(Collected data entries)

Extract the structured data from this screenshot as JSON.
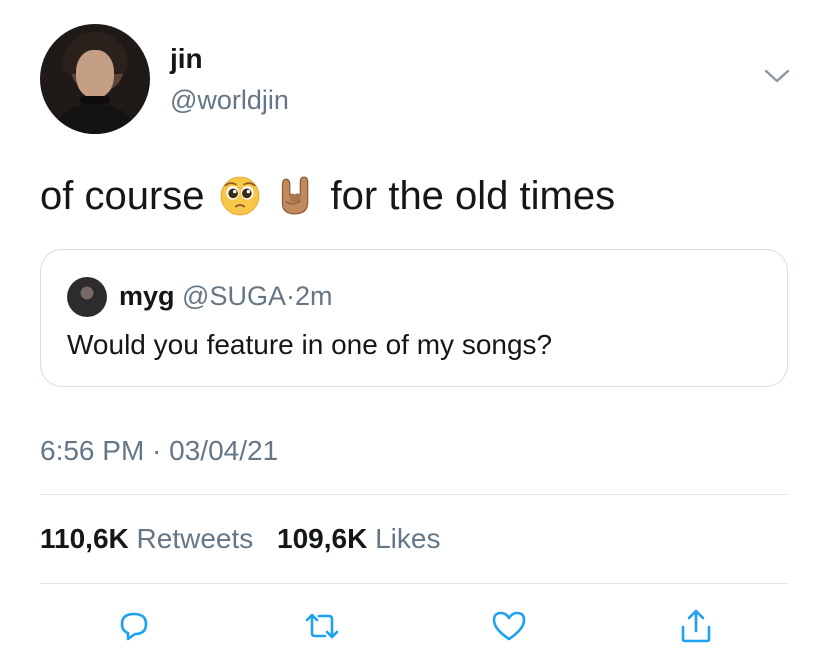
{
  "tweet": {
    "author": {
      "name": "jin",
      "handle": "@worldjin"
    },
    "text_before": "of course",
    "text_after": "for the old times",
    "emojis": [
      "pleading-face",
      "sign-of-the-horns-medium-skin-tone"
    ],
    "quoted": {
      "name": "myg",
      "handle": "@SUGA",
      "separator": "·",
      "time": "2m",
      "text": "Would you feature in one of my songs?"
    },
    "timestamp": "6:56 PM · 03/04/21",
    "stats": {
      "retweets_count": "110,6K",
      "retweets_label": "Retweets",
      "likes_count": "109,6K",
      "likes_label": "Likes"
    }
  },
  "actions": [
    "reply-icon",
    "retweet-icon",
    "like-icon",
    "share-icon"
  ],
  "colors": {
    "text": "#14171a",
    "secondary": "#657786",
    "icon": "#1da1f2",
    "border": "#d8dee2"
  }
}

WRITTEN TASK – What is needed is an exact reproduction of the data, pictures excluded.

TASK ANSWER –
Extract the structured data from this screenshot as JSON.
{
  "tweet": {
    "author": {
      "name": "jin",
      "handle": "@worldjin"
    },
    "text_before": "of course",
    "text_after": "for the old times",
    "emojis": [
      "pleading-face",
      "sign-of-the-horns-medium-skin-tone"
    ],
    "quoted": {
      "name": "myg",
      "handle": "@SUGA",
      "separator": "·",
      "time": "2m",
      "text": "Would you feature in one of my songs?"
    },
    "timestamp": "6:56 PM · 03/04/21",
    "stats": {
      "retweets_count": "110,6K",
      "retweets_label": "Retweets",
      "likes_count": "109,6K",
      "likes_label": "Likes"
    }
  },
  "actions": [
    "reply-icon",
    "retweet-icon",
    "like-icon",
    "share-icon"
  ],
  "colors": {
    "text": "#14171a",
    "secondary": "#657786",
    "icon": "#1da1f2",
    "border": "#d8dee2"
  }
}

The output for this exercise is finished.